■ AIM
Exactly as written, quote every line that follows, skipping the images.

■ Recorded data

_ _ _ _

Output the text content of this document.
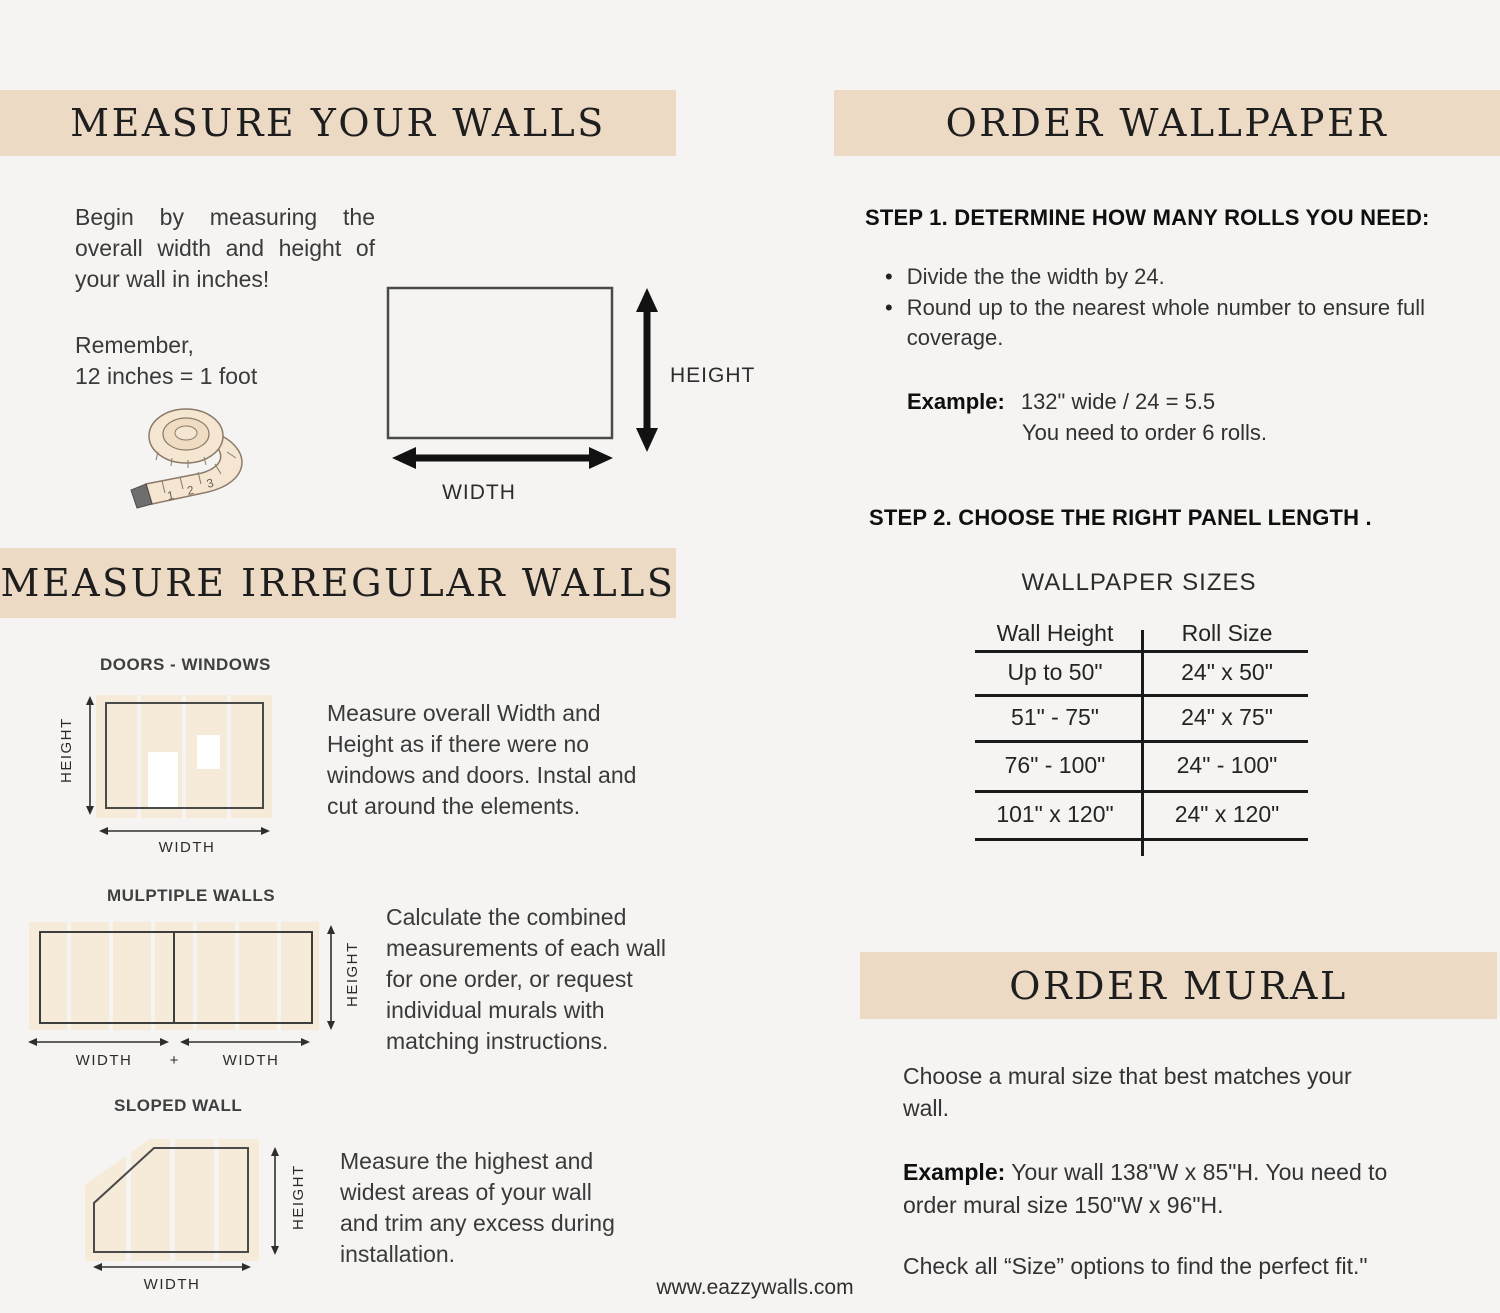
MEASURE YOUR WALLS
Begin by measuring the overall width and height of your wall in inches!
Remember,
12 inches = 1 foot
1 2 3
HEIGHT
WIDTH
MEASURE IRREGULAR WALLS
DOORS - WINDOWS
HEIGHT
WIDTH
Measure overall Width and Height as if there were no windows and doors. Instal and cut around the elements.
MULPTIPLE WALLS
HEIGHT
WIDTH +	WIDTH
Calculate the combined measurements of each wall for one order, or request individual murals with matching instructions.
SLOPED WALL
HEIGHT
WIDTH
Measure the highest and widest areas of your wall and trim any excess during installation.
ORDER WALLPAPER
STEP 1. DETERMINE HOW MANY ROLLS YOU NEED:
• Divide the the width by 24.
• Round up to the nearest whole number to ensure full coverage.
Example: 132" wide / 24 = 5.5
You need to order 6 rolls.
STEP 2. CHOOSE THE RIGHT PANEL LENGTH .
WALLPAPER SIZES
Wall Height	Roll Size
Up to 50"	24" x 50"
51" - 75"	24" x 75"
76" - 100"	24" - 100"
101" x 120"	24" x 120"
ORDER MURAL
Choose a mural size that best matches your wall.
Example: Your wall 138"W x 85"H. You need to order mural size 150"W x 96"H.
Check all “Size” options to find the perfect fit."
www.eazzywalls.com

_ _ _ _

■ COMPLETED TASK
Output the text content of this document.
MEASURE YOUR WALLS
Begin by measuring the overall width and height of your wall in inches!
Remember,
12 inches = 1 foot
1 2 3
HEIGHT
WIDTH
MEASURE IRREGULAR WALLS
DOORS - WINDOWS
HEIGHT
WIDTH
Measure overall Width and Height as if there were no windows and doors. Instal and cut around the elements.
MULPTIPLE WALLS
HEIGHT
WIDTH +	WIDTH
Calculate the combined measurements of each wall for one order, or request individual murals with matching instructions.
SLOPED WALL
HEIGHT
WIDTH
Measure the highest and widest areas of your wall and trim any excess during installation.
ORDER WALLPAPER
STEP 1. DETERMINE HOW MANY ROLLS YOU NEED:
• Divide the the width by 24.
• Round up to the nearest whole number to ensure full coverage.
Example: 132" wide / 24 = 5.5
You need to order 6 rolls.
STEP 2. CHOOSE THE RIGHT PANEL LENGTH .
WALLPAPER SIZES
Wall Height	Roll Size
Up to 50"	24" x 50"
51" - 75"	24" x 75"
76" - 100"	24" - 100"
101" x 120"	24" x 120"
ORDER MURAL
Choose a mural size that best matches your wall.
Example: Your wall 138"W x 85"H. You need to order mural size 150"W x 96"H.
Check all “Size” options to find the perfect fit."
www.eazzywalls.com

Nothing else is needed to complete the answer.